Stored items from a collection
────────────────────────────────────────
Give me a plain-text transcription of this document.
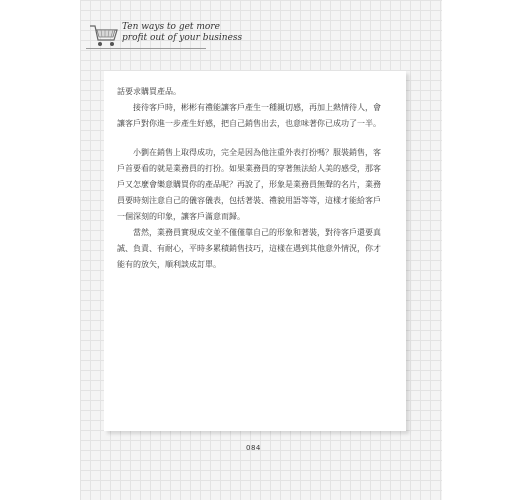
Ten ways to get more
profit out of your business
話要求購買產品。
接待客戶時，彬彬有禮能讓客戶產生一種親切感，再加上熱情待人，會
讓客戶對你進一步產生好感，把自己銷售出去，也意味著你已成功了一半。
小劉在銷售上取得成功，完全是因為他注重外表打扮嗎？服裝銷售，客
戶首要看的就是業務員的打扮。如果業務員的穿著無法給人美的感受，那客
戶又怎麼會樂意購買你的產品呢？再說了，形象是業務員無聲的名片，業務
員要時刻注意自己的儀容儀表，包括著裝、禮貌用語等等，這樣才能給客戶
一個深刻的印象，讓客戶滿意而歸。
當然，業務員實現成交並不僅僅靠自己的形象和著裝，對待客戶還要真
誠、負責、有耐心，平時多累積銷售技巧，這樣在遇到其他意外情況，你才
能有的放矢，順利談成訂單。
084
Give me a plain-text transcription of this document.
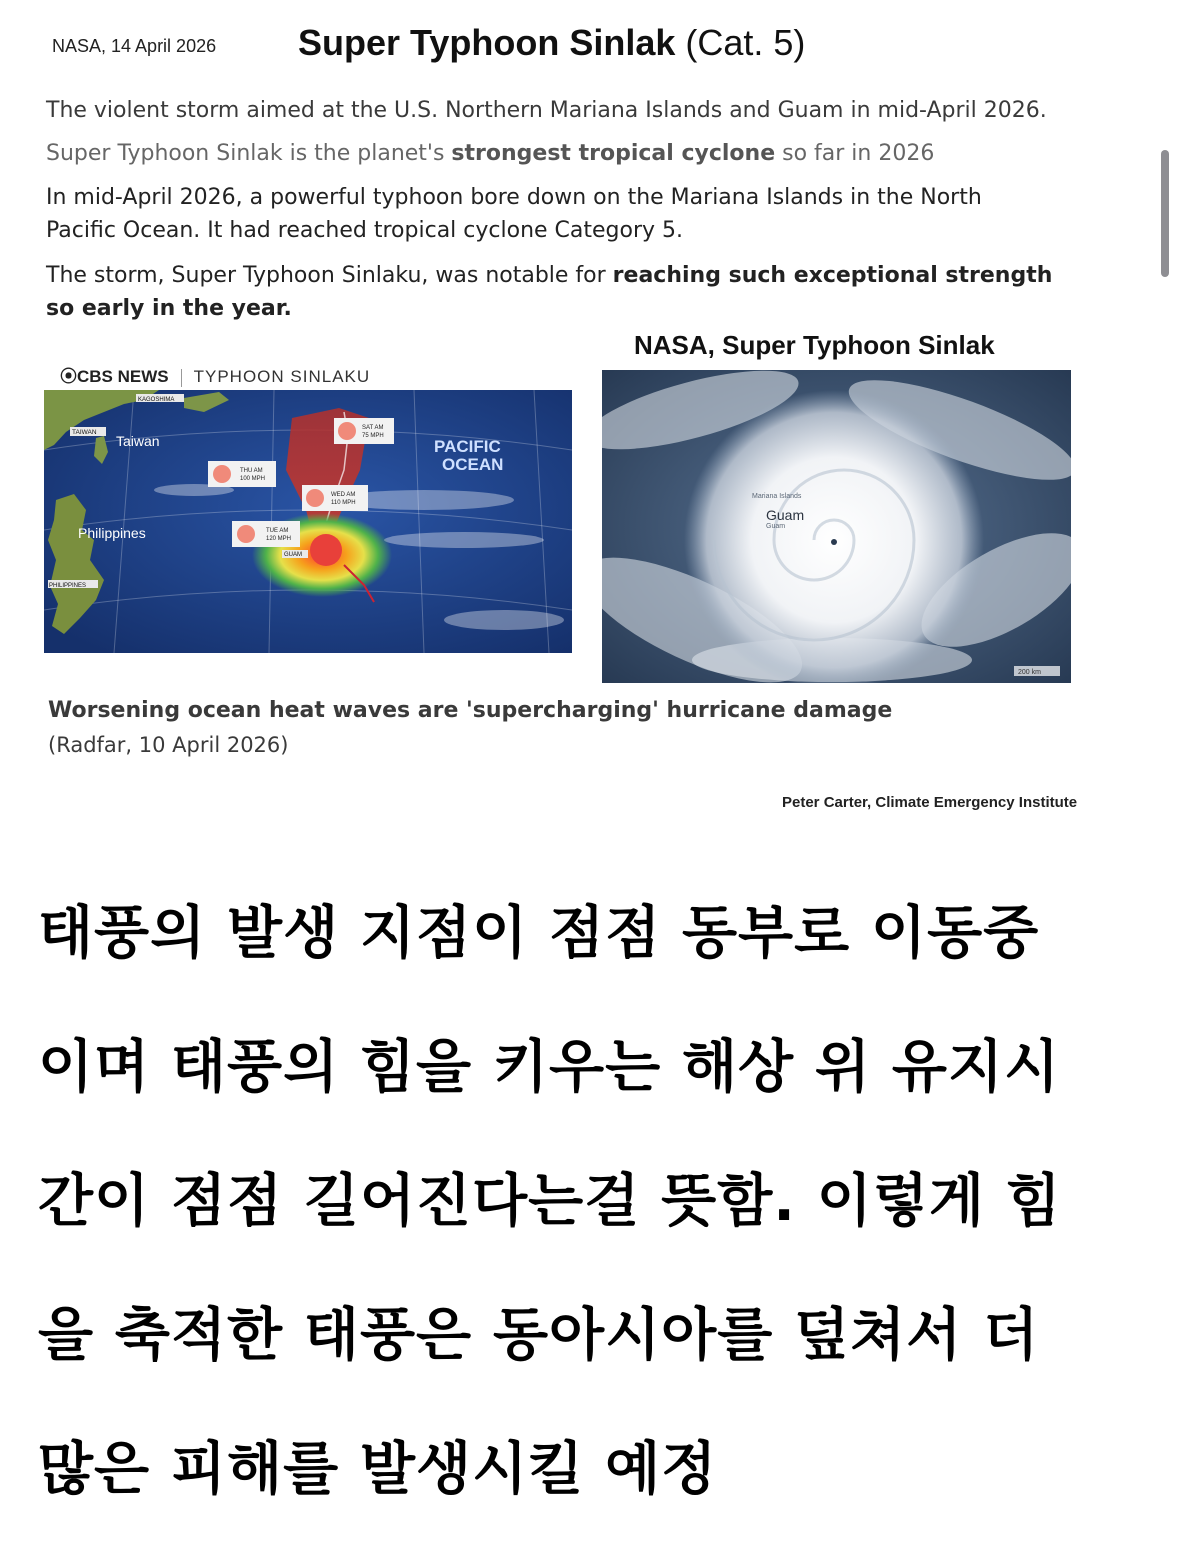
NASA, 14 April 2026 Super Typhoon Sinlak (Cat. 5)
The violent storm aimed at the U.S. Northern Mariana Islands and Guam in mid-April 2026.
Super Typhoon Sinlak is the planet's strongest tropical cyclone so far in 2026
In mid-April 2026, a powerful typhoon bore down on the Mariana Islands in the North
Pacific Ocean. It had reached tropical cyclone Category 5.
The storm, Super Typhoon Sinlaku, was notable for reaching such exceptional strength
so early in the year.
NASA, Super Typhoon Sinlak
⦿CBS NEWS TYPHOON SINLAKU
KAGOSHIMA
TAIWAN
Taiwan
Philippines
PHILIPPINES
PACIFIC
OCEAN
GUAM
SAT AM
75 MPH
THU AM
100 MPH
WED AM
110 MPH
TUE AM
120 MPH
Mariana Islands
Guam
Guam
200 km
Worsening ocean heat waves are 'supercharging' hurricane damage
(Radfar, 10 April 2026)
Peter Carter, Climate Emergency Institute
태풍의 발생 지점이 점점 동부로 이동중
이며 태풍의 힘을 키우는 해상 위 유지시
간이 점점 길어진다는걸 뜻함. 이렇게 힘
을 축적한 태풍은 동아시아를 덮쳐서 더
많은 피해를 발생시킬 예정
────────────────────────────────────────
Leave out the pictures and transcribe everything else exactly.

## RESULT OF THIS EXERCISE
Give me a plain-text transcription of this document.
Ten ways to get more
profit out of your business
話要求購買產品。
接待客戶時，彬彬有禮能讓客戶產生一種親切感，再加上熱情待人，會
讓客戶對你進一步產生好感，把自己銷售出去，也意味著你已成功了一半。
小劉在銷售上取得成功，完全是因為他注重外表打扮嗎？服裝銷售，客
戶首要看的就是業務員的打扮。如果業務員的穿著無法給人美的感受，那客
戶又怎麼會樂意購買你的產品呢？再說了，形象是業務員無聲的名片，業務
員要時刻注意自己的儀容儀表，包括著裝、禮貌用語等等，這樣才能給客戶
一個深刻的印象，讓客戶滿意而歸。
當然，業務員實現成交並不僅僅靠自己的形象和著裝，對待客戶還要真
誠、負責、有耐心，平時多累積銷售技巧，這樣在遇到其他意外情況，你才
能有的放矢，順利談成訂單。
084
Give me a plain-text transcription of this document.
NASA, 14 April 2026 Super Typhoon Sinlak (Cat. 5)
The violent storm aimed at the U.S. Northern Mariana Islands and Guam in mid-April 2026.
Super Typhoon Sinlak is the planet's strongest tropical cyclone so far in 2026
In mid-April 2026, a powerful typhoon bore down on the Mariana Islands in the North
Pacific Ocean. It had reached tropical cyclone Category 5.
The storm, Super Typhoon Sinlaku, was notable for reaching such exceptional strength
so early in the year.
NASA, Super Typhoon Sinlak
⦿CBS NEWS TYPHOON SINLAKU
KAGOSHIMA
TAIWAN
Taiwan
Philippines
PHILIPPINES
PACIFIC
OCEAN
GUAM
SAT AM
75 MPH
THU AM
100 MPH
WED AM
110 MPH
TUE AM
120 MPH
Mariana Islands
Guam
Guam
200 km
Worsening ocean heat waves are 'supercharging' hurricane damage
(Radfar, 10 April 2026)
Peter Carter, Climate Emergency Institute
태풍의 발생 지점이 점점 동부로 이동중
이며 태풍의 힘을 키우는 해상 위 유지시
간이 점점 길어진다는걸 뜻함. 이렇게 힘
을 축적한 태풍은 동아시아를 덮쳐서 더
많은 피해를 발생시킬 예정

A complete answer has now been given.